• _TASK TO CARRY OUT_:
Return the listing below unchanged, minus its pictures.
───
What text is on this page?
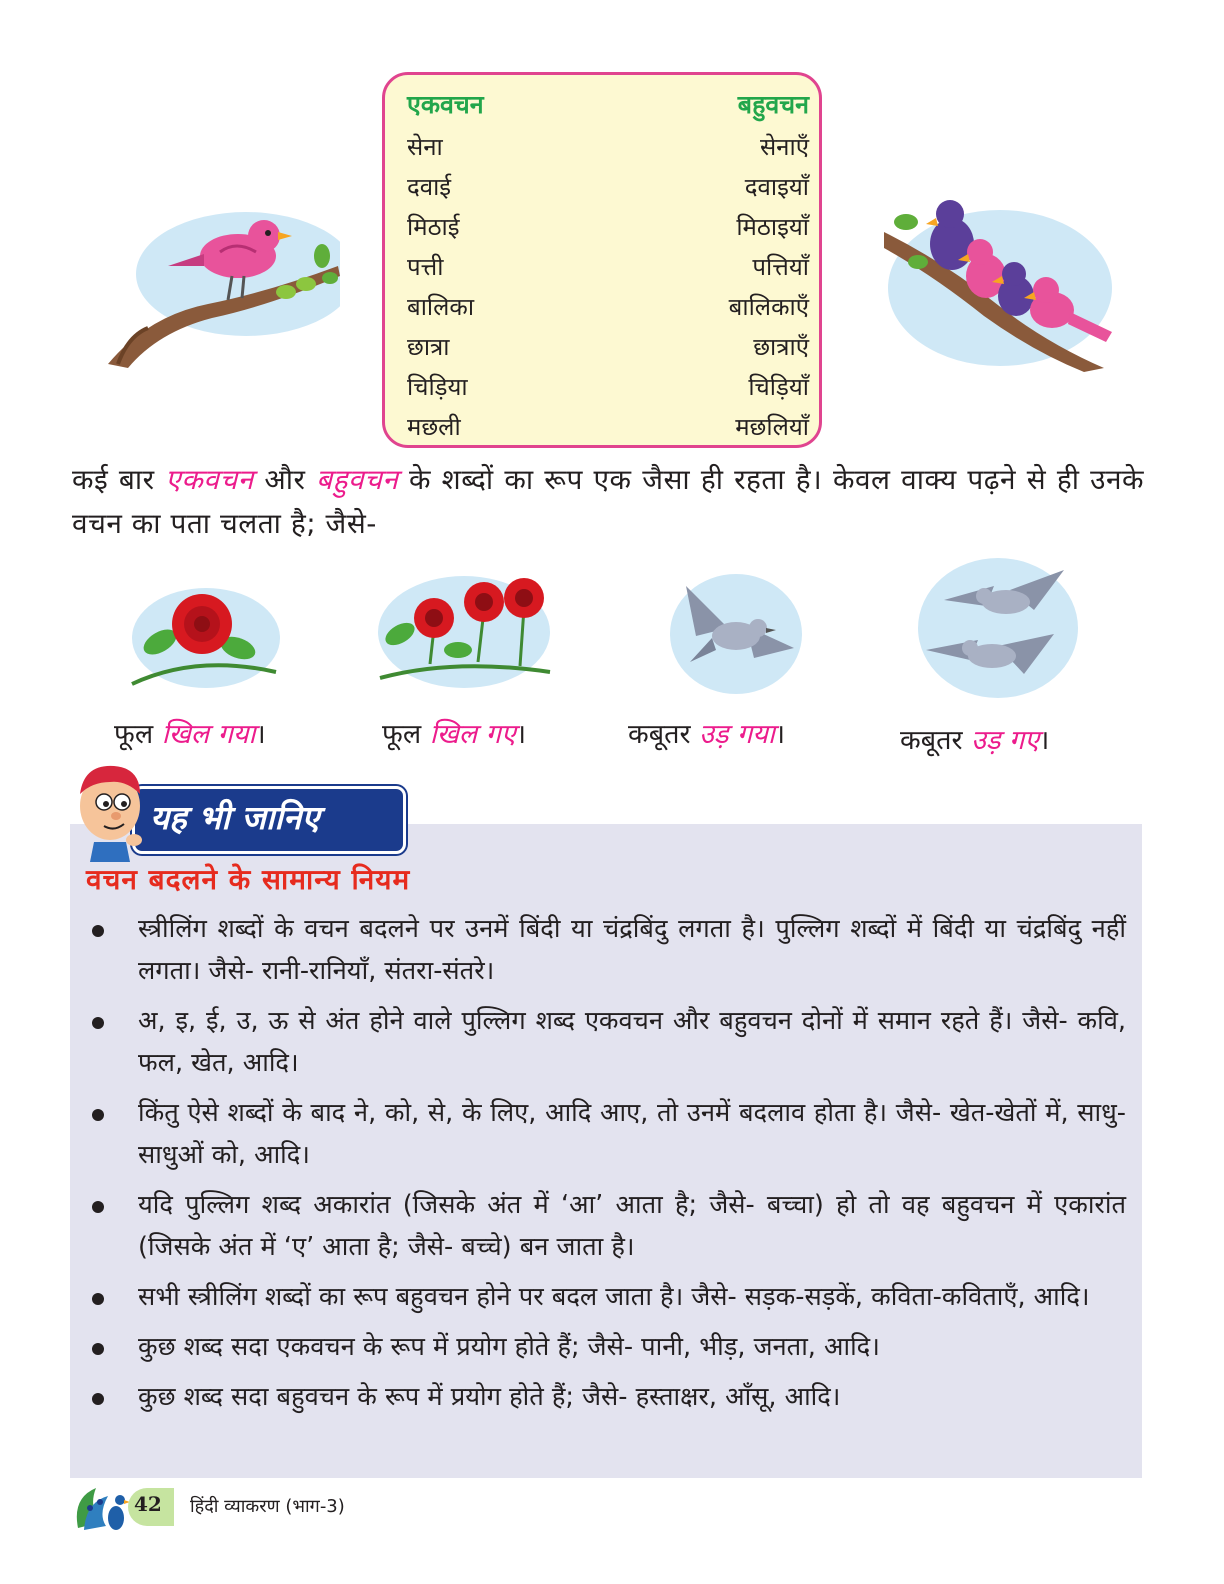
एकवचन	बहुवचन
सेना	सेनाएँ
दवाई	दवाइयाँ
मिठाई	मिठाइयाँ
पत्ती	पत्तियाँ
बालिका	बालिकाएँ
छात्रा	छात्राएँ
चिड़िया	चिड़ियाँ
मछली	मछलियाँ
कई बार एकवचन और बहुवचन के शब्दों का रूप एक जैसा ही रहता है। केवल वाक्य पढ़ने से ही उनके वचन का पता चलता है; जैसे-
फूल खिल गया।	फूल खिल गए।	कबूतर उड़ गया।	कबूतर उड़ गए।
यह भी जानिए
वचन बदलने के सामान्य नियम
स्त्रीलिंग शब्दों के वचन बदलने पर उनमें बिंदी या चंद्रबिंदु लगता है। पुल्लिग शब्दों में बिंदी या चंद्रबिंदु नहीं लगता। जैसे- रानी-रानियाँ, संतरा-संतरे।
अ, इ, ई, उ, ऊ से अंत होने वाले पुल्लिग शब्द एकवचन और बहुवचन दोनों में समान रहते हैं। जैसे- कवि, फल, खेत, आदि।
किंतु ऐसे शब्दों के बाद ने, को, से, के लिए, आदि आए, तो उनमें बदलाव होता है। जैसे- खेत-खेतों में, साधु-साधुओं को, आदि।
यदि पुल्लिग शब्द अकारांत (जिसके अंत में ‘आ’ आता है; जैसे- बच्चा) हो तो वह बहुवचन में एकारांत (जिसके अंत में ‘ए’ आता है; जैसे- बच्चे) बन जाता है।
सभी स्त्रीलिंग शब्दों का रूप बहुवचन होने पर बदल जाता है। जैसे- सड़क-सड़कें, कविता-कविताएँ, आदि।
कुछ शब्द सदा एकवचन के रूप में प्रयोग होते हैं; जैसे- पानी, भीड़, जनता, आदि।
कुछ शब्द सदा बहुवचन के रूप में प्रयोग होते हैं; जैसे- हस्ताक्षर, आँसू, आदि।
42 हिंदी व्याकरण (भाग-3)
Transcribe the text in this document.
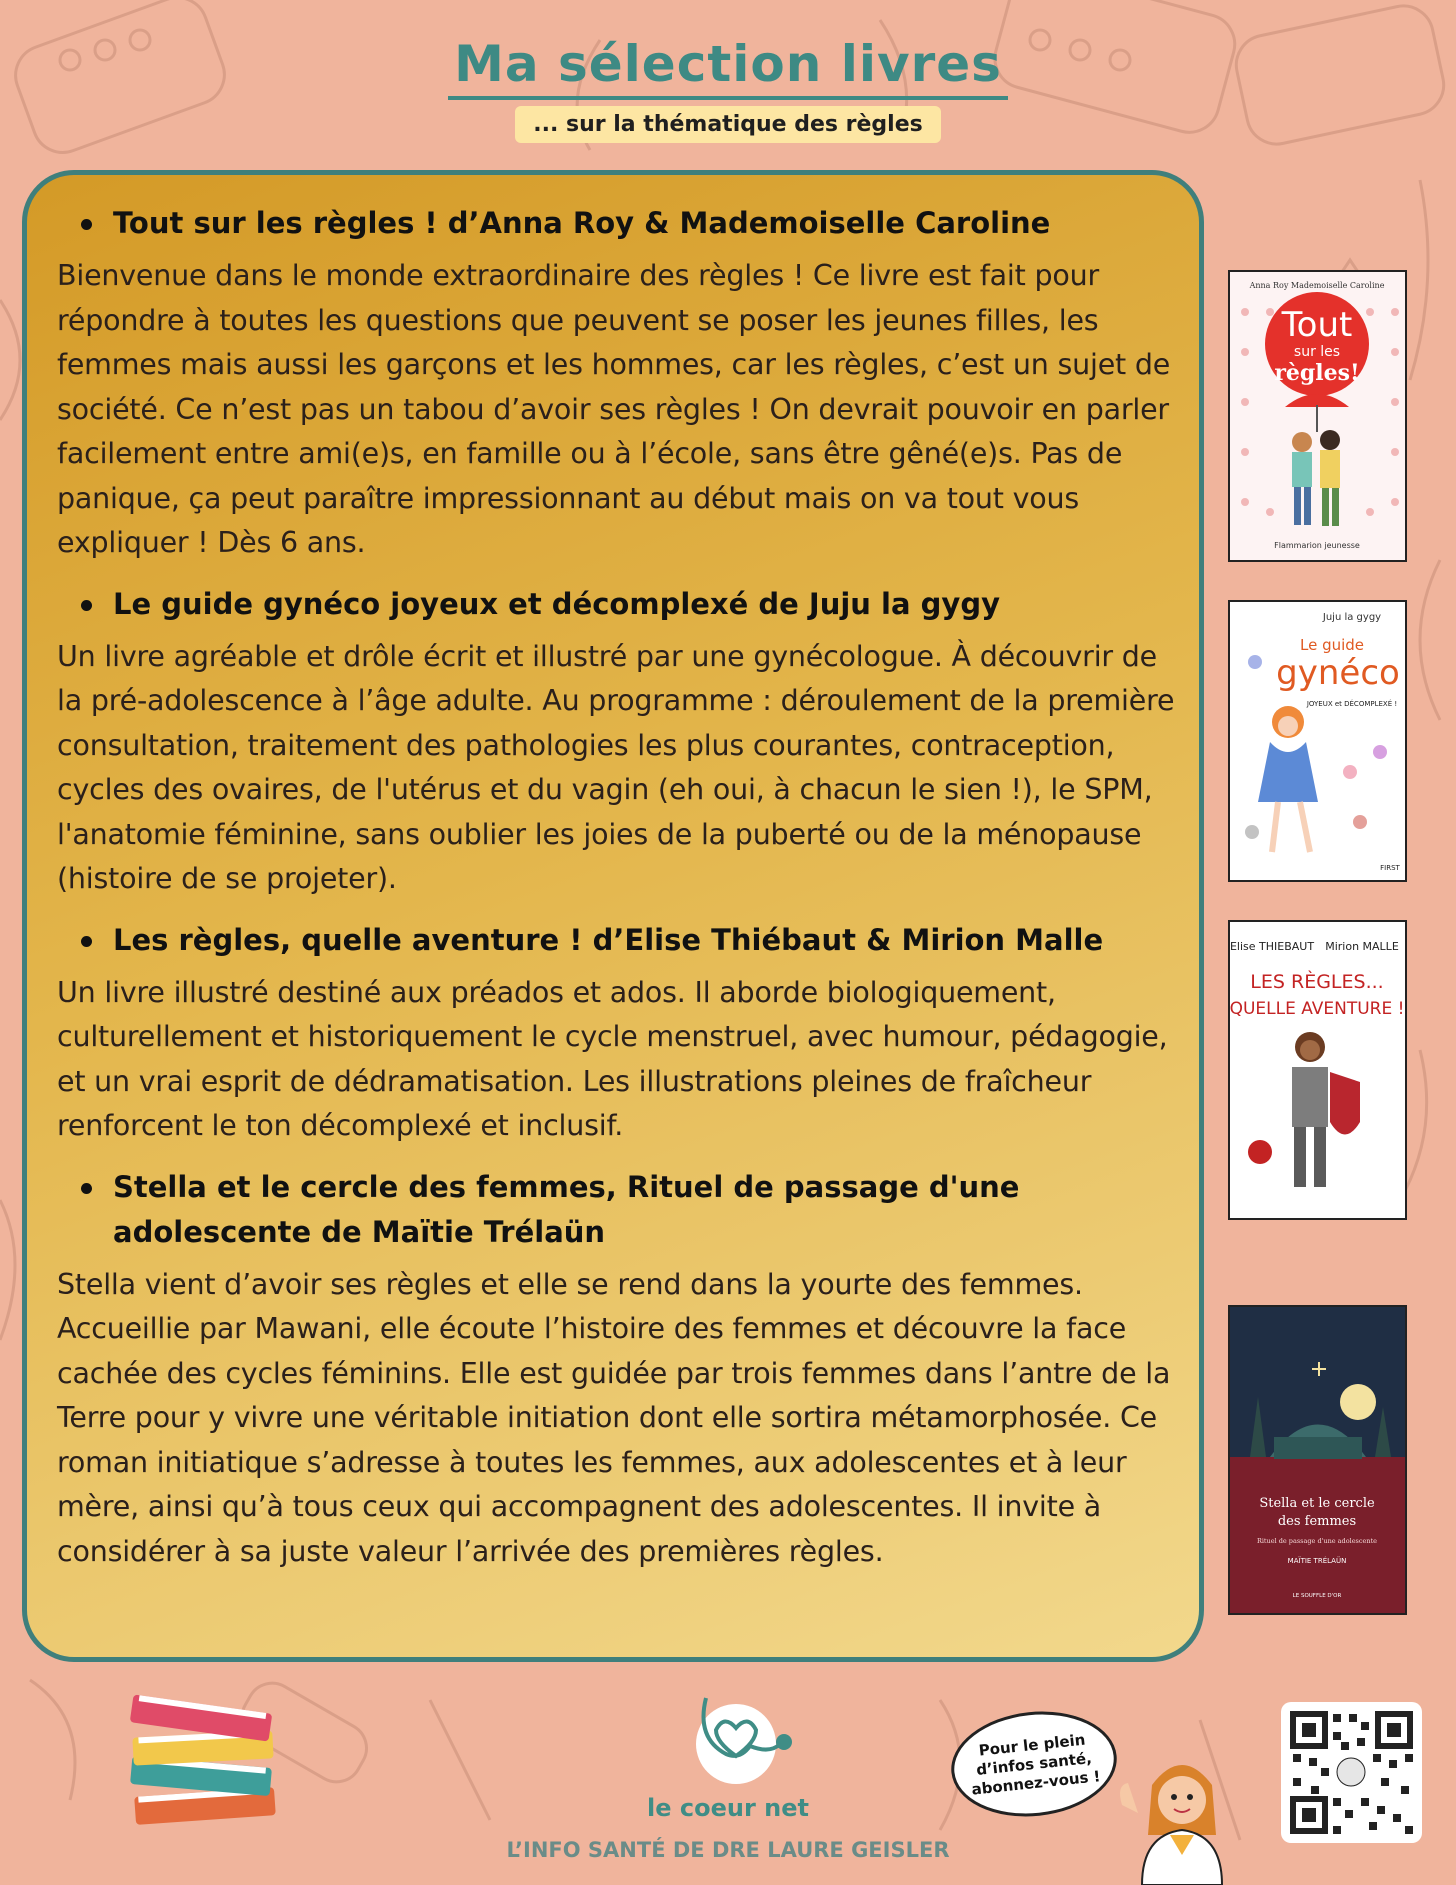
Ma sélection livres
... sur la thématique des règles
Tout sur les règles ! d’Anna Roy & Mademoiselle Caroline

Bienvenue dans le monde extraordinaire des règles ! Ce livre est fait pour répondre à toutes les questions que peuvent se poser les jeunes filles, les femmes mais aussi les garçons et les hommes, car les règles, c’est un sujet de société. Ce n’est pas un tabou d’avoir ses règles ! On devrait pouvoir en parler facilement entre ami(e)s, en famille ou à l’école, sans être gêné(e)s. Pas de panique, ça peut paraître impressionnant au début mais on va tout vous expliquer ! Dès 6 ans.

Le guide gynéco joyeux et décomplexé de Juju la gygy

Un livre agréable et drôle écrit et illustré par une gynécologue. À découvrir de la pré-adolescence à l’âge adulte. Au programme : déroulement de la première consultation, traitement des pathologies les plus courantes, contraception, cycles des ovaires, de l'utérus et du vagin (eh oui, à chacun le sien !), le SPM, l'anatomie féminine, sans oublier les joies de la puberté ou de la ménopause (histoire de se projeter).

Les règles, quelle aventure ! d’Elise Thiébaut & Mirion Malle

Un livre illustré destiné aux préados et ados. Il aborde biologiquement, culturellement et historiquement le cycle menstruel, avec humour, pédagogie, et un vrai esprit de dédramatisation. Les illustrations pleines de fraîcheur renforcent le ton décomplexé et inclusif.

Stella et le cercle des femmes, Rituel de passage d'une adolescente de Maïtie Trélaün

Stella vient d’avoir ses règles et elle se rend dans la yourte des femmes. Accueillie par Mawani, elle écoute l’histoire des femmes et découvre la face cachée des cycles féminins. Elle est guidée par trois femmes dans l’antre de la Terre pour y vivre une véritable initiation dont elle sortira métamorphosée. Ce roman initiatique s’adresse à toutes les femmes, aux adolescentes et à leur mère, ainsi qu’à tous ceux qui accompagnent des adolescentes. Il invite à considérer à sa juste valeur l’arrivée des premières règles.

Anna Roy Mademoiselle Caroline
Tout
sur les
règles!
Flammarion jeunesse
Juju la gygy
Le guide
gynéco
JOYEUX et DÉCOMPLEXÉ !
FIRST
Elise THIEBAUT Mirion MALLE
LES RÈGLES...
QUELLE AVENTURE !
Stella et le cercle
des femmes
Rituel de passage d'une adolescente
MAÏTIE TRÉLAÜN
LE SOUFFLE D'OR
le coeur net
L’INFO SANTÉ DE DRE LAURE GEISLER
Pour le plein d’infos santé, abonnez-vous !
───
• _TASK RESPONSE_:
What text is on this page?
एकवचन	बहुवचन
सेना	सेनाएँ
दवाई	दवाइयाँ
मिठाई	मिठाइयाँ
पत्ती	पत्तियाँ
बालिका	बालिकाएँ
छात्रा	छात्राएँ
चिड़िया	चिड़ियाँ
मछली	मछलियाँ
कई बार एकवचन और बहुवचन के शब्दों का रूप एक जैसा ही रहता है। केवल वाक्य पढ़ने से ही उनके वचन का पता चलता है; जैसे-
फूल खिल गया।	फूल खिल गए।	कबूतर उड़ गया।	कबूतर उड़ गए।
यह भी जानिए
वचन बदलने के सामान्य नियम
स्त्रीलिंग शब्दों के वचन बदलने पर उनमें बिंदी या चंद्रबिंदु लगता है। पुल्लिग शब्दों में बिंदी या चंद्रबिंदु नहीं लगता। जैसे- रानी-रानियाँ, संतरा-संतरे।
अ, इ, ई, उ, ऊ से अंत होने वाले पुल्लिग शब्द एकवचन और बहुवचन दोनों में समान रहते हैं। जैसे- कवि, फल, खेत, आदि।
किंतु ऐसे शब्दों के बाद ने, को, से, के लिए, आदि आए, तो उनमें बदलाव होता है। जैसे- खेत-खेतों में, साधु-साधुओं को, आदि।
यदि पुल्लिग शब्द अकारांत (जिसके अंत में ‘आ’ आता है; जैसे- बच्चा) हो तो वह बहुवचन में एकारांत (जिसके अंत में ‘ए’ आता है; जैसे- बच्चे) बन जाता है।
सभी स्त्रीलिंग शब्दों का रूप बहुवचन होने पर बदल जाता है। जैसे- सड़क-सड़कें, कविता-कविताएँ, आदि।
कुछ शब्द सदा एकवचन के रूप में प्रयोग होते हैं; जैसे- पानी, भीड़, जनता, आदि।
कुछ शब्द सदा बहुवचन के रूप में प्रयोग होते हैं; जैसे- हस्ताक्षर, आँसू, आदि।
42 हिंदी व्याकरण (भाग-3)
Transcribe the text in this document.
Ma sélection livres
... sur la thématique des règles
Tout sur les règles ! d’Anna Roy & Mademoiselle Caroline

Bienvenue dans le monde extraordinaire des règles ! Ce livre est fait pour répondre à toutes les questions que peuvent se poser les jeunes filles, les femmes mais aussi les garçons et les hommes, car les règles, c’est un sujet de société. Ce n’est pas un tabou d’avoir ses règles ! On devrait pouvoir en parler facilement entre ami(e)s, en famille ou à l’école, sans être gêné(e)s. Pas de panique, ça peut paraître impressionnant au début mais on va tout vous expliquer ! Dès 6 ans.

Le guide gynéco joyeux et décomplexé de Juju la gygy

Un livre agréable et drôle écrit et illustré par une gynécologue. À découvrir de la pré-adolescence à l’âge adulte. Au programme : déroulement de la première consultation, traitement des pathologies les plus courantes, contraception, cycles des ovaires, de l'utérus et du vagin (eh oui, à chacun le sien !), le SPM, l'anatomie féminine, sans oublier les joies de la puberté ou de la ménopause (histoire de se projeter).

Les règles, quelle aventure ! d’Elise Thiébaut & Mirion Malle

Un livre illustré destiné aux préados et ados. Il aborde biologiquement, culturellement et historiquement le cycle menstruel, avec humour, pédagogie, et un vrai esprit de dédramatisation. Les illustrations pleines de fraîcheur renforcent le ton décomplexé et inclusif.

Stella et le cercle des femmes, Rituel de passage d'une adolescente de Maïtie Trélaün

Stella vient d’avoir ses règles et elle se rend dans la yourte des femmes. Accueillie par Mawani, elle écoute l’histoire des femmes et découvre la face cachée des cycles féminins. Elle est guidée par trois femmes dans l’antre de la Terre pour y vivre une véritable initiation dont elle sortira métamorphosée. Ce roman initiatique s’adresse à toutes les femmes, aux adolescentes et à leur mère, ainsi qu’à tous ceux qui accompagnent des adolescentes. Il invite à considérer à sa juste valeur l’arrivée des premières règles.

Anna Roy Mademoiselle Caroline
Tout
sur les
règles!
Flammarion jeunesse
Juju la gygy
Le guide
gynéco
JOYEUX et DÉCOMPLEXÉ !
FIRST
Elise THIEBAUT Mirion MALLE
LES RÈGLES...
QUELLE AVENTURE !
Stella et le cercle
des femmes
Rituel de passage d'une adolescente
MAÏTIE TRÉLAÜN
LE SOUFFLE D'OR
le coeur net
L’INFO SANTÉ DE DRE LAURE GEISLER
Pour le plein d’infos santé, abonnez-vous !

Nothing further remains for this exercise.